Collected data entries
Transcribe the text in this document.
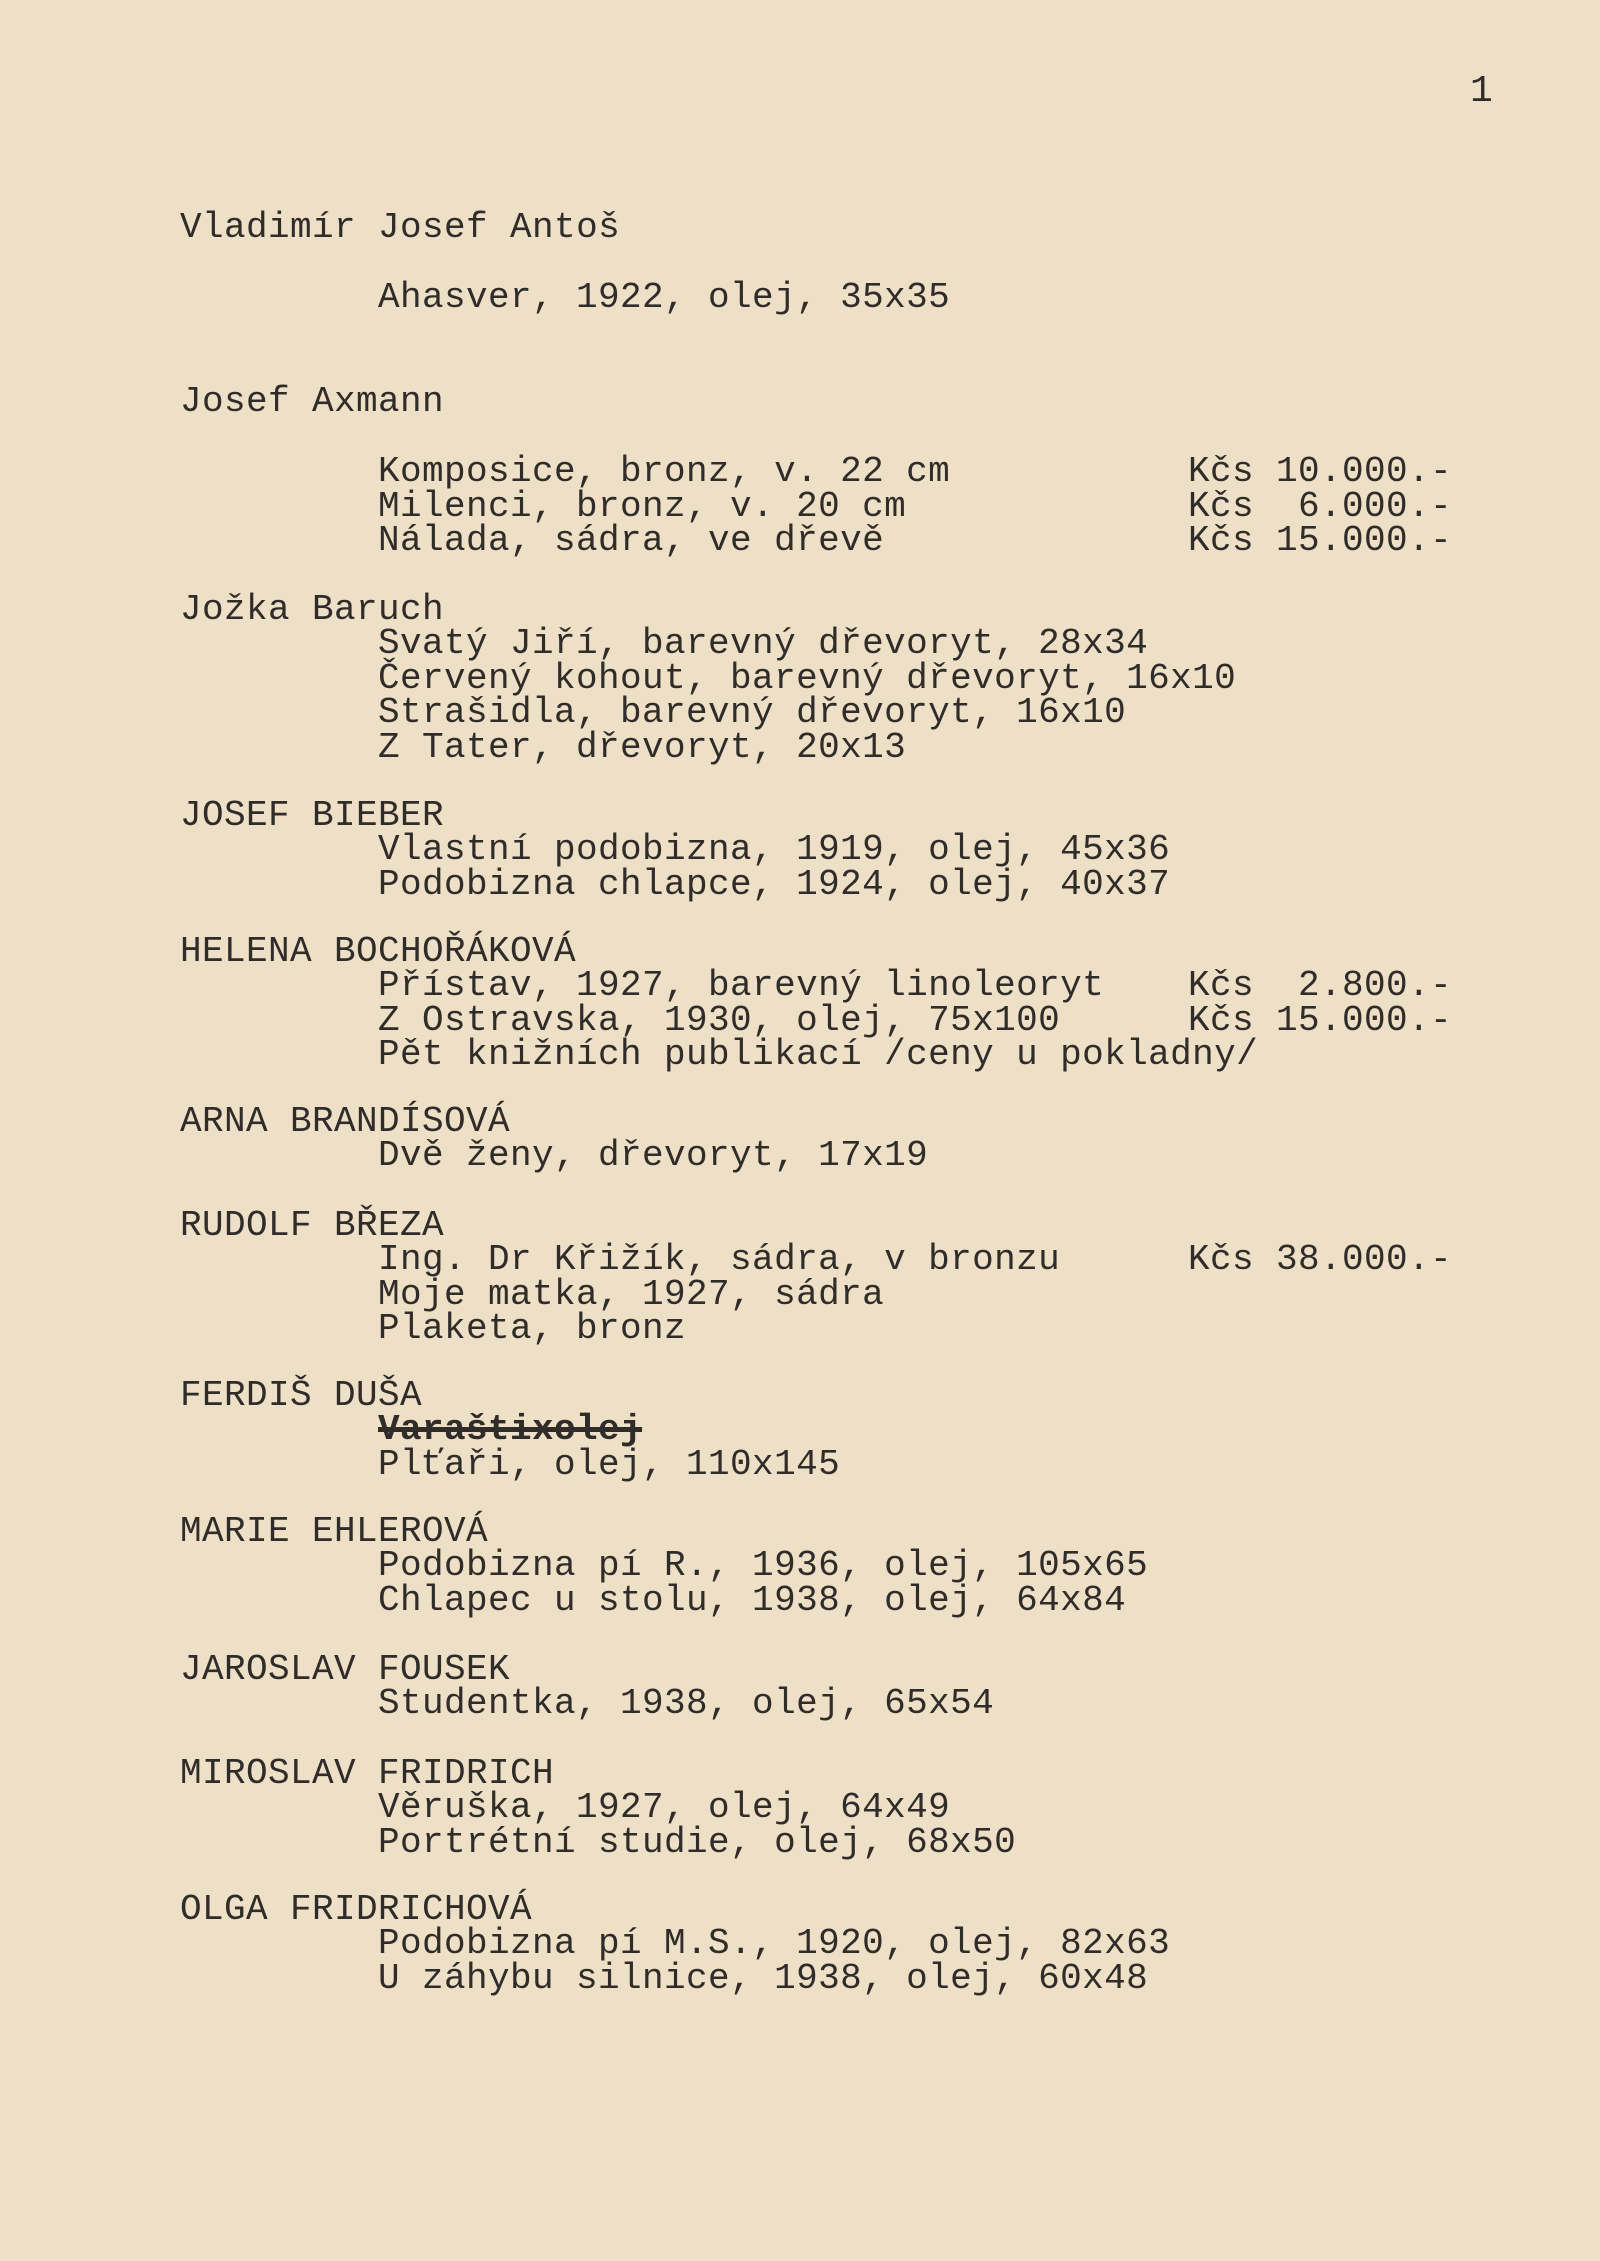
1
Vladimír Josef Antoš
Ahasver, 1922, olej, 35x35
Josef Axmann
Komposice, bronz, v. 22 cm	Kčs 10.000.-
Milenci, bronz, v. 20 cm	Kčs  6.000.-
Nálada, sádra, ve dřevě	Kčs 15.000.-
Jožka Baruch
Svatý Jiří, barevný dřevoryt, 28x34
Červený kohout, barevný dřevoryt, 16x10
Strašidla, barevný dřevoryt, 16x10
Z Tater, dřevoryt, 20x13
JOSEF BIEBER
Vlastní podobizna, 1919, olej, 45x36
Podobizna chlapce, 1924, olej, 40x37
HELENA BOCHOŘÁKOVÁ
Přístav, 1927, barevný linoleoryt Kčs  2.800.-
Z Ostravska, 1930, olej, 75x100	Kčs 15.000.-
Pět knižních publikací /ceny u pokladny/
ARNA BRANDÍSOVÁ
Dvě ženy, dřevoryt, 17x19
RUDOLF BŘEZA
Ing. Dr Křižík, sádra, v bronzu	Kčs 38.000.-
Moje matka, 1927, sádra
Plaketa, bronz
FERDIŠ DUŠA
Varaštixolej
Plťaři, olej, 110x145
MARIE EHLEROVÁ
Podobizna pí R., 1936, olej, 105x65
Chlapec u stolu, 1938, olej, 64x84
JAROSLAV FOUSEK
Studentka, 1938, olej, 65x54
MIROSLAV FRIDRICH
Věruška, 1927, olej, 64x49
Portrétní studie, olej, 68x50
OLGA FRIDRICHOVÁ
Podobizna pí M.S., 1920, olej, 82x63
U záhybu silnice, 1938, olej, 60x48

==

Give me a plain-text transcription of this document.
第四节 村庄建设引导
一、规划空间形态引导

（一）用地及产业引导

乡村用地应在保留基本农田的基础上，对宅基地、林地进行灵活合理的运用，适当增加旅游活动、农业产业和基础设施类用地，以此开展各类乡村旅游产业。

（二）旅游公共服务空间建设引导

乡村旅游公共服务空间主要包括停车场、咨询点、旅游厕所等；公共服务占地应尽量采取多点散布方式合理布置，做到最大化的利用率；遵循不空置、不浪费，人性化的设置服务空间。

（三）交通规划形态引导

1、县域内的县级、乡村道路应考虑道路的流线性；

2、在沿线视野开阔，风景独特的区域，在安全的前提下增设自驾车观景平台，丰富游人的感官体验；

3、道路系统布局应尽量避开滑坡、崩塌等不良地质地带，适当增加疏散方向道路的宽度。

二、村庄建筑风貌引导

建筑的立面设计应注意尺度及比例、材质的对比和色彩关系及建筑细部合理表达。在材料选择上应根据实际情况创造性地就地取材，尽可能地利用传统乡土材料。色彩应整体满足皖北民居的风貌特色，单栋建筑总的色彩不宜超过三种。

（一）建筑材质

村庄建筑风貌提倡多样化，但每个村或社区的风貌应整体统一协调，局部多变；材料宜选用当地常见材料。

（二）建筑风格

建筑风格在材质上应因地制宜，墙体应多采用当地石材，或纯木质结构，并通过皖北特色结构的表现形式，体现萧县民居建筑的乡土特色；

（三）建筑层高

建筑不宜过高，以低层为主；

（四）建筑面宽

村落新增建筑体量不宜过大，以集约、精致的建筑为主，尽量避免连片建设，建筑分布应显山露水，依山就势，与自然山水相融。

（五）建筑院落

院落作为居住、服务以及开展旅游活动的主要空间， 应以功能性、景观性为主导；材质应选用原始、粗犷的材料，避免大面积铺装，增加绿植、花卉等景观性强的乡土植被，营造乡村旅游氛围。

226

[What you will do] Give solely the number of lines in the data that contain the string "dřevoryt".

[Finished answer] 5